**The exercise:** Print the data that follows exactly.

**Stored records:**
=======

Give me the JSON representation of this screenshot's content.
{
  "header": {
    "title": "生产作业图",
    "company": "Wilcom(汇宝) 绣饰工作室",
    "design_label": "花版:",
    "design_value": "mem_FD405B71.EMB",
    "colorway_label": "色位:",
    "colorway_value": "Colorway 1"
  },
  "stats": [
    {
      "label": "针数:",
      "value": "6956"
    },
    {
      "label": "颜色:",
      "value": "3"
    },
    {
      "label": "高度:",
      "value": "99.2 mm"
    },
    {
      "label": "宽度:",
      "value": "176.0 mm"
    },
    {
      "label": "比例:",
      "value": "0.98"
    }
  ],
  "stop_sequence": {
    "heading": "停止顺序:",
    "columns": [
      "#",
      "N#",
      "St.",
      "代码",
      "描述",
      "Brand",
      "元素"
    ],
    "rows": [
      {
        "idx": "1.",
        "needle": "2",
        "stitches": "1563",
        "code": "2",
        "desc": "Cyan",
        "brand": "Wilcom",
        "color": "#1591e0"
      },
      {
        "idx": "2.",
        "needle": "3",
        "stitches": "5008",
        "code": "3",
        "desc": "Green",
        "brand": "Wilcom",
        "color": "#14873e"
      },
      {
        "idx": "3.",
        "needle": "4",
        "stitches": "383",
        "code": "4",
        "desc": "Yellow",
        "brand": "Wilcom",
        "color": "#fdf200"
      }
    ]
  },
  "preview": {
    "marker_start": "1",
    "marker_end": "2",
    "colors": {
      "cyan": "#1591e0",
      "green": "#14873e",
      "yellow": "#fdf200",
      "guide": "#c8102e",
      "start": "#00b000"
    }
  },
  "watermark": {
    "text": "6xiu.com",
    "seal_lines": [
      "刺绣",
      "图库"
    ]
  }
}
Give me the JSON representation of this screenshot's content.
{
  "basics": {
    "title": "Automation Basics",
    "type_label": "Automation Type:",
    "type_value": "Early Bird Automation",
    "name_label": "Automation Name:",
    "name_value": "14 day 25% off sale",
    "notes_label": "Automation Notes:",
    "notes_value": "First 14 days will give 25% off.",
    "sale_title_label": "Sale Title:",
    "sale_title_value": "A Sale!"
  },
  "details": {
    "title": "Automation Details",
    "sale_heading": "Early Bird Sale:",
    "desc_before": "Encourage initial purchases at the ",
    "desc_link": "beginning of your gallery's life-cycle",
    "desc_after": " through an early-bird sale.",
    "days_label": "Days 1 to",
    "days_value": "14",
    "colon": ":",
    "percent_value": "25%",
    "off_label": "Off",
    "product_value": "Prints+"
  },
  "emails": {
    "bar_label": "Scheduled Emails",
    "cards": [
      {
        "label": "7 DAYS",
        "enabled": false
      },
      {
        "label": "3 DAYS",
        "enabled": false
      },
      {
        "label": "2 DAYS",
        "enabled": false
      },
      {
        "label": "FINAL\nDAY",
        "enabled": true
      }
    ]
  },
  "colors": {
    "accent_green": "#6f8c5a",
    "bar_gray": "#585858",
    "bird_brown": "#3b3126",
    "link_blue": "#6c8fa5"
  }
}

=======

**Solution for this exercise:**
Give me the JSON representation of this screenshot's content.
{
  "header": {
    "title": "生产作业图",
    "company": "Wilcom(汇宝) 绣饰工作室",
    "design_label": "花版:",
    "design_value": "mem_FD405B71.EMB",
    "colorway_label": "色位:",
    "colorway_value": "Colorway 1"
  },
  "stats": [
    {
      "label": "针数:",
      "value": "6956"
    },
    {
      "label": "颜色:",
      "value": "3"
    },
    {
      "label": "高度:",
      "value": "99.2 mm"
    },
    {
      "label": "宽度:",
      "value": "176.0 mm"
    },
    {
      "label": "比例:",
      "value": "0.98"
    }
  ],
  "stop_sequence": {
    "heading": "停止顺序:",
    "columns": [
      "#",
      "N#",
      "St.",
      "代码",
      "描述",
      "Brand",
      "元素"
    ],
    "rows": [
      {
        "idx": "1.",
        "needle": "2",
        "stitches": "1563",
        "code": "2",
        "desc": "Cyan",
        "brand": "Wilcom",
        "color": "#1591e0"
      },
      {
        "idx": "2.",
        "needle": "3",
        "stitches": "5008",
        "code": "3",
        "desc": "Green",
        "brand": "Wilcom",
        "color": "#14873e"
      },
      {
        "idx": "3.",
        "needle": "4",
        "stitches": "383",
        "code": "4",
        "desc": "Yellow",
        "brand": "Wilcom",
        "color": "#fdf200"
      }
    ]
  },
  "preview": {
    "marker_start": "1",
    "marker_end": "2",
    "colors": {
      "cyan": "#1591e0",
      "green": "#14873e",
      "yellow": "#fdf200",
      "guide": "#c8102e",
      "start": "#00b000"
    }
  },
  "watermark": {
    "text": "6xiu.com",
    "seal_lines": [
      "刺绣",
      "图库"
    ]
  }
}
Give me the JSON representation of this screenshot's content.
{
  "basics": {
    "title": "Automation Basics",
    "type_label": "Automation Type:",
    "type_value": "Early Bird Automation",
    "name_label": "Automation Name:",
    "name_value": "14 day 25% off sale",
    "notes_label": "Automation Notes:",
    "notes_value": "First 14 days will give 25% off.",
    "sale_title_label": "Sale Title:",
    "sale_title_value": "A Sale!"
  },
  "details": {
    "title": "Automation Details",
    "sale_heading": "Early Bird Sale:",
    "desc_before": "Encourage initial purchases at the ",
    "desc_link": "beginning of your gallery's life-cycle",
    "desc_after": " through an early-bird sale.",
    "days_label": "Days 1 to",
    "days_value": "14",
    "colon": ":",
    "percent_value": "25%",
    "off_label": "Off",
    "product_value": "Prints+"
  },
  "emails": {
    "bar_label": "Scheduled Emails",
    "cards": [
      {
        "label": "7 DAYS",
        "enabled": false
      },
      {
        "label": "3 DAYS",
        "enabled": false
      },
      {
        "label": "2 DAYS",
        "enabled": false
      },
      {
        "label": "FINAL\nDAY",
        "enabled": true
      }
    ]
  },
  "colors": {
    "accent_green": "#6f8c5a",
    "bar_gray": "#585858",
    "bird_brown": "#3b3126",
    "link_blue": "#6c8fa5"
  }
}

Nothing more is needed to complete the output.